*Исходный текст*.

⟨

Многие пищевые правила связаны и с запретом на конкретные продукты питания. Устойчив запрет на употребление в пищу мяса зайца. Кроме общей оценки «грех, грешно», «не дозволено», староверы предлагают различные объяснения запрета. По одной из версий есть зайца нельзя, потому что он рождается слепым и без шёрстного покрова: « Мы не ели зайцев, грех есть зайцев – потому что зайцы рождаются слепые и голые. Хоть птица, хоть животное родится в таком виде, не положено его есть. Это ещё Моисей закон дал, и потом у нас это укоренилось. Так Бог велел » (с. Меча, Кишертский район). По другой версии, запрет на зайца обусловлен внешней схожестью его с собакой: Что зайко – что лайко (Лысьва; в содержащей запрет поговорке использовано характерное для говоров называние животного по свойственному для него действию и диалектное же оформление средним родом). Но не только соотнесение по внешним физическим признакам в представлении староверов «роднит» собаку и зайца. Подчеркивается и тождественность их «функций»: собака, которая принадлежит хозяину-человеку и служит ему, одновременно считается и нечистым животным, и одним из воплощений черта; заяц подчиняется хозяину леса (« Зайца грешно по нашей вере есть. Заяц это лешева собака, у его и лапы собачьи » – с. В.-Язьва, Красновишерский район), его мясо « вызывает похоть ». Фиксируется и прямо противоположное объяснение запрета, связанное с позитивным восприятием зайца: В Библии написано, что зайца нельзя есть, записано, он когтистый, а которые говорят, он Исуса Христа спас. Когда за Иисусом гонялись, он превратился в ребёнка. Зайца спросили: «Где Исус»? Заяц де ответил: «Сосчитайте, у меня на самом кончике ушка чёрные волосики есть. Когда эти волосики сосчитаете, я вам скажу, где Исус».

⟩

*Записанные данные*.
⟨

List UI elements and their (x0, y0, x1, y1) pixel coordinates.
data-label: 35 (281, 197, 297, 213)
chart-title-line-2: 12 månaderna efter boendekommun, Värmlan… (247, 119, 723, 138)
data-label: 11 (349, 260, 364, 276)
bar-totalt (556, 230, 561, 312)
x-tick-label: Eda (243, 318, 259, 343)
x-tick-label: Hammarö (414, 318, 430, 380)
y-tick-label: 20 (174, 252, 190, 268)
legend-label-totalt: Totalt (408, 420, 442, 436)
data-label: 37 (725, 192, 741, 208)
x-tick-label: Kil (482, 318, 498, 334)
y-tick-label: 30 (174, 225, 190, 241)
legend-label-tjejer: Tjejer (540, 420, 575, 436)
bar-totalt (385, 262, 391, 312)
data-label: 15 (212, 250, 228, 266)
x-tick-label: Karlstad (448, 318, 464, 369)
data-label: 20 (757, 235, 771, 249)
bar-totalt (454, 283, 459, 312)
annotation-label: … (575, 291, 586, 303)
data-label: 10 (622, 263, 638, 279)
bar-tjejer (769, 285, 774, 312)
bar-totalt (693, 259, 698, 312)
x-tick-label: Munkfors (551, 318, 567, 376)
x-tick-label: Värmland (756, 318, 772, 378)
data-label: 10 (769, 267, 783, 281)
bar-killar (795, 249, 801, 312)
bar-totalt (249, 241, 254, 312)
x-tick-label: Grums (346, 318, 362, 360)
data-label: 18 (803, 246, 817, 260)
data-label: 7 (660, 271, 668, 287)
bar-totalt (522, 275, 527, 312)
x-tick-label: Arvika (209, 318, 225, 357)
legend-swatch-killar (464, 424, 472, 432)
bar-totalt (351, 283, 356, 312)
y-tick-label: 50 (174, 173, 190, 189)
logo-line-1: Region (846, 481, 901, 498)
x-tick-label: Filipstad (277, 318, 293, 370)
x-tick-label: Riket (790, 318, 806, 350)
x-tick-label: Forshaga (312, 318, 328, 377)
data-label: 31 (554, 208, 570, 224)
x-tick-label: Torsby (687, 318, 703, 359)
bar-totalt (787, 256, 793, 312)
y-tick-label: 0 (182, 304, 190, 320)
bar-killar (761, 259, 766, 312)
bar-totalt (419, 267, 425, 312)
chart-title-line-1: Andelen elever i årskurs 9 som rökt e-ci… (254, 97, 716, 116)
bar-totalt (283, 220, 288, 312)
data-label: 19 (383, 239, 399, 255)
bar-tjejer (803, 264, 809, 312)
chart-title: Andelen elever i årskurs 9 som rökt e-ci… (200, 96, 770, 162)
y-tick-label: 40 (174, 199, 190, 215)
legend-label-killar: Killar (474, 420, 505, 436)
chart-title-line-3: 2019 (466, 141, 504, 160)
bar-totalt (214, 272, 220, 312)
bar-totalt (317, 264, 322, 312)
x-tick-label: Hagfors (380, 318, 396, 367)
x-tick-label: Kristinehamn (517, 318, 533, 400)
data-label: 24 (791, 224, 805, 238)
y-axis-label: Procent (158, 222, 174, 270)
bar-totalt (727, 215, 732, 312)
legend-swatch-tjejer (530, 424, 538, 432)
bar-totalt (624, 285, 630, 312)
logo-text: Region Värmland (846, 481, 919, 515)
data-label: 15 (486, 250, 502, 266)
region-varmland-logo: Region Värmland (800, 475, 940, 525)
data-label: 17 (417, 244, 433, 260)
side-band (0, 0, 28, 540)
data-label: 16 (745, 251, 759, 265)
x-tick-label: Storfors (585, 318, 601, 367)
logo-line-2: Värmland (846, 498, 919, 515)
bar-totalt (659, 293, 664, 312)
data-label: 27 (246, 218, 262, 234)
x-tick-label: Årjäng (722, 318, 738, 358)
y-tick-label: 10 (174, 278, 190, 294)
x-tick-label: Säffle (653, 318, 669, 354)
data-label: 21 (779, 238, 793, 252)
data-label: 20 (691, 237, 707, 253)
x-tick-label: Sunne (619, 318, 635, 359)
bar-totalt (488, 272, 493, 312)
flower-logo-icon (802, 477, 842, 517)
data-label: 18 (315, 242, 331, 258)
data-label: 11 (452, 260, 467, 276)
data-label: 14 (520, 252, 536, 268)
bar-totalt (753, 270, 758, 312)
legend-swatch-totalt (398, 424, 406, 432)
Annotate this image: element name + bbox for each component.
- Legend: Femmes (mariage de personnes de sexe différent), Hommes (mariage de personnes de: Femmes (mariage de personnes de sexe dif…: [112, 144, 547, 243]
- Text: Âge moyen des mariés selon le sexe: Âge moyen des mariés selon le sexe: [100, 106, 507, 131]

⟩

*Суть задания*. Как перевести на английский язык предложение «Устойчив запрет на употребление в пищу мяса зайца» из текста о пищевых запретах староверов? Записи для работы не понадобятся.

*Результат*. The ban on eating hare meat is a persistent one.